• [What to do] Where the word "JSON" occurs in a line, return that line.

[Dataset items]
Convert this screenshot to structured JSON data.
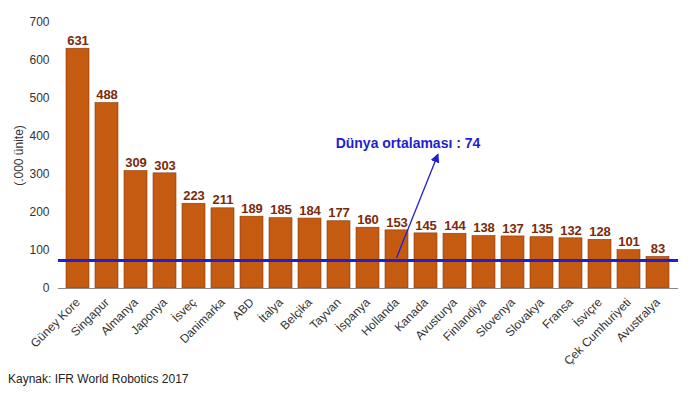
{
  "chart_data": {
    "type": "bar",
    "ylabel": "(.000 ünite)",
    "caption": "Kaynak: IFR World Robotics 2017",
    "categories": [
      "Güney Kore",
      "Singapur",
      "Almanya",
      "Japonya",
      "İsveç",
      "Danimarka",
      "ABD",
      "İtalya",
      "Belçika",
      "Tayvan",
      "İspanya",
      "Hollanda",
      "Kanada",
      "Avusturya",
      "Finlandiya",
      "Slovenya",
      "Slovakya",
      "Fransa",
      "İsviçre",
      "Çek Cumhuriyeti",
      "Avustralya"
    ],
    "values": [
      631,
      488,
      309,
      303,
      223,
      211,
      189,
      185,
      184,
      177,
      160,
      153,
      145,
      144,
      138,
      137,
      135,
      132,
      128,
      101,
      83
    ],
    "color": "#c55a11",
    "data_labels": true,
    "ylim": [
      0,
      700
    ],
    "yticks": [
      0,
      100,
      200,
      300,
      400,
      500,
      600,
      700
    ],
    "grid": false,
    "annotations": [
      {
        "type": "hline",
        "value": 74,
        "label": "Dünya ortalaması : 74",
        "color": "#1f1fd0"
      }
    ]
  }
}
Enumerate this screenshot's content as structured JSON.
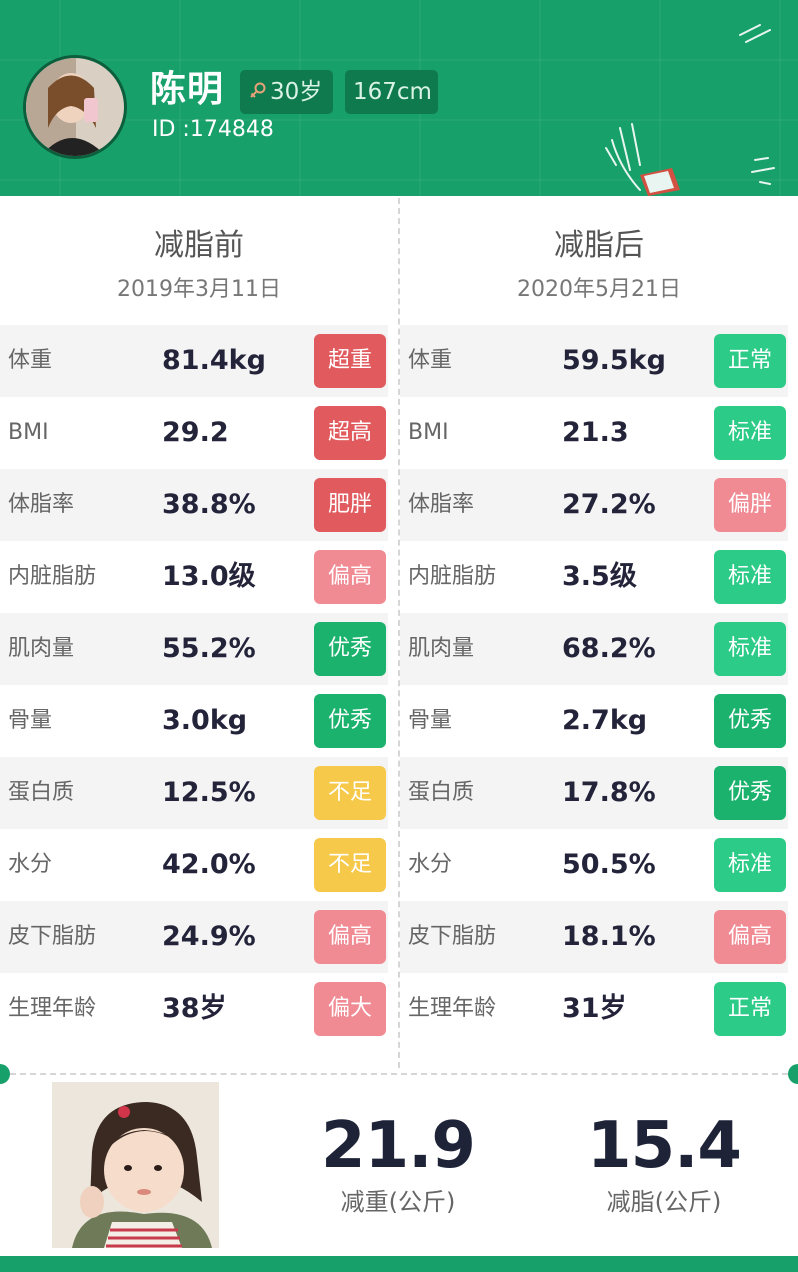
{
  "colors": {
    "brand_green": "#17a06a",
    "badge_red": "#e05a5e",
    "badge_pink": "#f08a93",
    "badge_green": "#1bb26e",
    "badge_mint": "#2ccb88",
    "badge_yellow": "#f6c94a"
  },
  "profile": {
    "name": "陈明",
    "id_label": "ID :174848",
    "age": "30岁",
    "age_icon": "female-symbol-icon",
    "height": "167cm"
  },
  "before": {
    "title": "减脂前",
    "date": "2019年3月11日",
    "rows": [
      {
        "label": "体重",
        "value": "81.4kg",
        "status": "超重",
        "color": "#e05a5e"
      },
      {
        "label": "BMI",
        "value": "29.2",
        "status": "超高",
        "color": "#e05a5e"
      },
      {
        "label": "体脂率",
        "value": "38.8%",
        "status": "肥胖",
        "color": "#e05a5e"
      },
      {
        "label": "内脏脂肪",
        "value": "13.0级",
        "status": "偏高",
        "color": "#f08a93"
      },
      {
        "label": "肌肉量",
        "value": "55.2%",
        "status": "优秀",
        "color": "#1bb26e"
      },
      {
        "label": "骨量",
        "value": "3.0kg",
        "status": "优秀",
        "color": "#1bb26e"
      },
      {
        "label": "蛋白质",
        "value": "12.5%",
        "status": "不足",
        "color": "#f6c94a"
      },
      {
        "label": "水分",
        "value": "42.0%",
        "status": "不足",
        "color": "#f6c94a"
      },
      {
        "label": "皮下脂肪",
        "value": "24.9%",
        "status": "偏高",
        "color": "#f08a93"
      },
      {
        "label": "生理年龄",
        "value": "38岁",
        "status": "偏大",
        "color": "#f08a93"
      }
    ]
  },
  "after": {
    "title": "减脂后",
    "date": "2020年5月21日",
    "rows": [
      {
        "label": "体重",
        "value": "59.5kg",
        "status": "正常",
        "color": "#2ccb88"
      },
      {
        "label": "BMI",
        "value": "21.3",
        "status": "标准",
        "color": "#2ccb88"
      },
      {
        "label": "体脂率",
        "value": "27.2%",
        "status": "偏胖",
        "color": "#f08a93"
      },
      {
        "label": "内脏脂肪",
        "value": "3.5级",
        "status": "标准",
        "color": "#2ccb88"
      },
      {
        "label": "肌肉量",
        "value": "68.2%",
        "status": "标准",
        "color": "#2ccb88"
      },
      {
        "label": "骨量",
        "value": "2.7kg",
        "status": "优秀",
        "color": "#1bb26e"
      },
      {
        "label": "蛋白质",
        "value": "17.8%",
        "status": "优秀",
        "color": "#1bb26e"
      },
      {
        "label": "水分",
        "value": "50.5%",
        "status": "标准",
        "color": "#2ccb88"
      },
      {
        "label": "皮下脂肪",
        "value": "18.1%",
        "status": "偏高",
        "color": "#f08a93"
      },
      {
        "label": "生理年龄",
        "value": "31岁",
        "status": "正常",
        "color": "#2ccb88"
      }
    ]
  },
  "summary": {
    "weight_loss": "21.9",
    "weight_loss_caption": "减重(公斤)",
    "fat_loss": "15.4",
    "fat_loss_caption": "减脂(公斤)"
  }
}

• [Answer below]
Convert this screenshot to structured JSON data.
Enumerate this screenshot's content as structured JSON.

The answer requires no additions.